[Figure collection entries]:
** start **

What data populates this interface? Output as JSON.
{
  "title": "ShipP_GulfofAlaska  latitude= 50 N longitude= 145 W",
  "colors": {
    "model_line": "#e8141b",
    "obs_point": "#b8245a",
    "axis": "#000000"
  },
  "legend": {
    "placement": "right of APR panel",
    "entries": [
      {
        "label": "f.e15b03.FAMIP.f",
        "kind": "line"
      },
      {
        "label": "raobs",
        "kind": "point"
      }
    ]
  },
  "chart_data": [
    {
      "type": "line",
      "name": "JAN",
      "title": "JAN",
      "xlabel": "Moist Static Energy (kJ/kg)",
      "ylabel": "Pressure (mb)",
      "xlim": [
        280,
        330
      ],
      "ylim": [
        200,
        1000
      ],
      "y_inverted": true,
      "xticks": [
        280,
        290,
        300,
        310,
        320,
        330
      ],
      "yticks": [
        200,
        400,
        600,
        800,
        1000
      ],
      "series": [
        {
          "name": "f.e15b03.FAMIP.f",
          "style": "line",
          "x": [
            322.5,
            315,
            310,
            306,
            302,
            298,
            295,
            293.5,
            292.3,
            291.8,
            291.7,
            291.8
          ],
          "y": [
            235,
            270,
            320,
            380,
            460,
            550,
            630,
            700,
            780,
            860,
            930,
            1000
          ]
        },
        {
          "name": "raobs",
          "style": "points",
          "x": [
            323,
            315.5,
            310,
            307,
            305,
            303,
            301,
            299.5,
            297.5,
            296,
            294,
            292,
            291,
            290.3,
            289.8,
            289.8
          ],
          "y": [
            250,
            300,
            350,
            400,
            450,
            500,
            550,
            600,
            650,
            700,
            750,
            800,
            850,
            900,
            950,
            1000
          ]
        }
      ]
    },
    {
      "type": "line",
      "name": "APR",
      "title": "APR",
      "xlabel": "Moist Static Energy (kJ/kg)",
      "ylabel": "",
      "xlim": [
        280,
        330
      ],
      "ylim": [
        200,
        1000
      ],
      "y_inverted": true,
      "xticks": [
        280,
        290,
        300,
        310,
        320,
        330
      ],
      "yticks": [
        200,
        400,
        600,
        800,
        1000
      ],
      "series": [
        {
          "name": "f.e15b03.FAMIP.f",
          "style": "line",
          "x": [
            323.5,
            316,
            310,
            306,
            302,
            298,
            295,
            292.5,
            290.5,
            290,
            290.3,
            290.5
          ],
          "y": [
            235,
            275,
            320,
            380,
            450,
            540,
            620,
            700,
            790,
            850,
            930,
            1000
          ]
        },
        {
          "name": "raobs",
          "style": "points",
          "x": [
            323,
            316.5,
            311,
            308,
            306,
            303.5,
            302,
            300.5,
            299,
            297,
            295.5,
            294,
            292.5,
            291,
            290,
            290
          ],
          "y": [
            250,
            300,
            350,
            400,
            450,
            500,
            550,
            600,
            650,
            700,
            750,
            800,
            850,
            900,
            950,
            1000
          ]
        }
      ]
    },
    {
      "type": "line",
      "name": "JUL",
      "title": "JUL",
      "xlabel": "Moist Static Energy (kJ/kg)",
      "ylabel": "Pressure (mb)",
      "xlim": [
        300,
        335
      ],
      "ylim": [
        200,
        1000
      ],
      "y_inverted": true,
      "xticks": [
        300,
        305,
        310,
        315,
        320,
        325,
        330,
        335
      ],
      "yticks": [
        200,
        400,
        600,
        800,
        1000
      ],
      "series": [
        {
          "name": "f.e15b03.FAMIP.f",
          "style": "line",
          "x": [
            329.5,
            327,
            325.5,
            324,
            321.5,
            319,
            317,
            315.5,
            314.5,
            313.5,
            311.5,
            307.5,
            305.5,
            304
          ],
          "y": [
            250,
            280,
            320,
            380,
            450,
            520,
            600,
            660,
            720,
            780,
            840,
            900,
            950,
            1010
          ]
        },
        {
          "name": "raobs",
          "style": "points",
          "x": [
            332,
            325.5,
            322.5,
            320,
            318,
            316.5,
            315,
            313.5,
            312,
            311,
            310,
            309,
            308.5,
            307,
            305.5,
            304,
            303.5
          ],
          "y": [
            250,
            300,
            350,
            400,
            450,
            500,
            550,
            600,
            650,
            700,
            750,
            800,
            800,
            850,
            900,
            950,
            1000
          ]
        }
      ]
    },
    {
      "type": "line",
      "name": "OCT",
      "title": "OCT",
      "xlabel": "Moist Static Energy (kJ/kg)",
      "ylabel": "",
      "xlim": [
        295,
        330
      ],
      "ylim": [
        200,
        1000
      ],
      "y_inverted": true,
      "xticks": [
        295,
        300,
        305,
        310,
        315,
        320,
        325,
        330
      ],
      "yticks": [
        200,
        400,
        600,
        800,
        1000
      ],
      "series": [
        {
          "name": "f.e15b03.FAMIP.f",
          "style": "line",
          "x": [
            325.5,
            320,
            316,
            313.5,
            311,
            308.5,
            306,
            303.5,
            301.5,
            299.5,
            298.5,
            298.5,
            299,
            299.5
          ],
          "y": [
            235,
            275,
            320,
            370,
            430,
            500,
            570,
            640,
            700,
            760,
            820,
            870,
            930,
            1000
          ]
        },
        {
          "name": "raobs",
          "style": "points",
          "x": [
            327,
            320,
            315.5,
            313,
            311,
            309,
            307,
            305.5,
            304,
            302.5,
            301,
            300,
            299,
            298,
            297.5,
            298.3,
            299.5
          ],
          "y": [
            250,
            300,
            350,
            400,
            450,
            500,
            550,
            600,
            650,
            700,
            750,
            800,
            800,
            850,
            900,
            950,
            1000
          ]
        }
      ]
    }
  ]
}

** end **

[GIVEN REQUEST]: Return the material exactly as it stands.

[SOLUTION]:
What data populates this interface? Output as JSON.
{
  "title": "ShipP_GulfofAlaska  latitude= 50 N longitude= 145 W",
  "colors": {
    "model_line": "#e8141b",
    "obs_point": "#b8245a",
    "axis": "#000000"
  },
  "legend": {
    "placement": "right of APR panel",
    "entries": [
      {
        "label": "f.e15b03.FAMIP.f",
        "kind": "line"
      },
      {
        "label": "raobs",
        "kind": "point"
      }
    ]
  },
  "chart_data": [
    {
      "type": "line",
      "name": "JAN",
      "title": "JAN",
      "xlabel": "Moist Static Energy (kJ/kg)",
      "ylabel": "Pressure (mb)",
      "xlim": [
        280,
        330
      ],
      "ylim": [
        200,
        1000
      ],
      "y_inverted": true,
      "xticks": [
        280,
        290,
        300,
        310,
        320,
        330
      ],
      "yticks": [
        200,
        400,
        600,
        800,
        1000
      ],
      "series": [
        {
          "name": "f.e15b03.FAMIP.f",
          "style": "line",
          "x": [
            322.5,
            315,
            310,
            306,
            302,
            298,
            295,
            293.5,
            292.3,
            291.8,
            291.7,
            291.8
          ],
          "y": [
            235,
            270,
            320,
            380,
            460,
            550,
            630,
            700,
            780,
            860,
            930,
            1000
          ]
        },
        {
          "name": "raobs",
          "style": "points",
          "x": [
            323,
            315.5,
            310,
            307,
            305,
            303,
            301,
            299.5,
            297.5,
            296,
            294,
            292,
            291,
            290.3,
            289.8,
            289.8
          ],
          "y": [
            250,
            300,
            350,
            400,
            450,
            500,
            550,
            600,
            650,
            700,
            750,
            800,
            850,
            900,
            950,
            1000
          ]
        }
      ]
    },
    {
      "type": "line",
      "name": "APR",
      "title": "APR",
      "xlabel": "Moist Static Energy (kJ/kg)",
      "ylabel": "",
      "xlim": [
        280,
        330
      ],
      "ylim": [
        200,
        1000
      ],
      "y_inverted": true,
      "xticks": [
        280,
        290,
        300,
        310,
        320,
        330
      ],
      "yticks": [
        200,
        400,
        600,
        800,
        1000
      ],
      "series": [
        {
          "name": "f.e15b03.FAMIP.f",
          "style": "line",
          "x": [
            323.5,
            316,
            310,
            306,
            302,
            298,
            295,
            292.5,
            290.5,
            290,
            290.3,
            290.5
          ],
          "y": [
            235,
            275,
            320,
            380,
            450,
            540,
            620,
            700,
            790,
            850,
            930,
            1000
          ]
        },
        {
          "name": "raobs",
          "style": "points",
          "x": [
            323,
            316.5,
            311,
            308,
            306,
            303.5,
            302,
            300.5,
            299,
            297,
            295.5,
            294,
            292.5,
            291,
            290,
            290
          ],
          "y": [
            250,
            300,
            350,
            400,
            450,
            500,
            550,
            600,
            650,
            700,
            750,
            800,
            850,
            900,
            950,
            1000
          ]
        }
      ]
    },
    {
      "type": "line",
      "name": "JUL",
      "title": "JUL",
      "xlabel": "Moist Static Energy (kJ/kg)",
      "ylabel": "Pressure (mb)",
      "xlim": [
        300,
        335
      ],
      "ylim": [
        200,
        1000
      ],
      "y_inverted": true,
      "xticks": [
        300,
        305,
        310,
        315,
        320,
        325,
        330,
        335
      ],
      "yticks": [
        200,
        400,
        600,
        800,
        1000
      ],
      "series": [
        {
          "name": "f.e15b03.FAMIP.f",
          "style": "line",
          "x": [
            329.5,
            327,
            325.5,
            324,
            321.5,
            319,
            317,
            315.5,
            314.5,
            313.5,
            311.5,
            307.5,
            305.5,
            304
          ],
          "y": [
            250,
            280,
            320,
            380,
            450,
            520,
            600,
            660,
            720,
            780,
            840,
            900,
            950,
            1010
          ]
        },
        {
          "name": "raobs",
          "style": "points",
          "x": [
            332,
            325.5,
            322.5,
            320,
            318,
            316.5,
            315,
            313.5,
            312,
            311,
            310,
            309,
            308.5,
            307,
            305.5,
            304,
            303.5
          ],
          "y": [
            250,
            300,
            350,
            400,
            450,
            500,
            550,
            600,
            650,
            700,
            750,
            800,
            800,
            850,
            900,
            950,
            1000
          ]
        }
      ]
    },
    {
      "type": "line",
      "name": "OCT",
      "title": "OCT",
      "xlabel": "Moist Static Energy (kJ/kg)",
      "ylabel": "",
      "xlim": [
        295,
        330
      ],
      "ylim": [
        200,
        1000
      ],
      "y_inverted": true,
      "xticks": [
        295,
        300,
        305,
        310,
        315,
        320,
        325,
        330
      ],
      "yticks": [
        200,
        400,
        600,
        800,
        1000
      ],
      "series": [
        {
          "name": "f.e15b03.FAMIP.f",
          "style": "line",
          "x": [
            325.5,
            320,
            316,
            313.5,
            311,
            308.5,
            306,
            303.5,
            301.5,
            299.5,
            298.5,
            298.5,
            299,
            299.5
          ],
          "y": [
            235,
            275,
            320,
            370,
            430,
            500,
            570,
            640,
            700,
            760,
            820,
            870,
            930,
            1000
          ]
        },
        {
          "name": "raobs",
          "style": "points",
          "x": [
            327,
            320,
            315.5,
            313,
            311,
            309,
            307,
            305.5,
            304,
            302.5,
            301,
            300,
            299,
            298,
            297.5,
            298.3,
            299.5
          ],
          "y": [
            250,
            300,
            350,
            400,
            450,
            500,
            550,
            600,
            650,
            700,
            750,
            800,
            800,
            850,
            900,
            950,
            1000
          ]
        }
      ]
    }
  ]
}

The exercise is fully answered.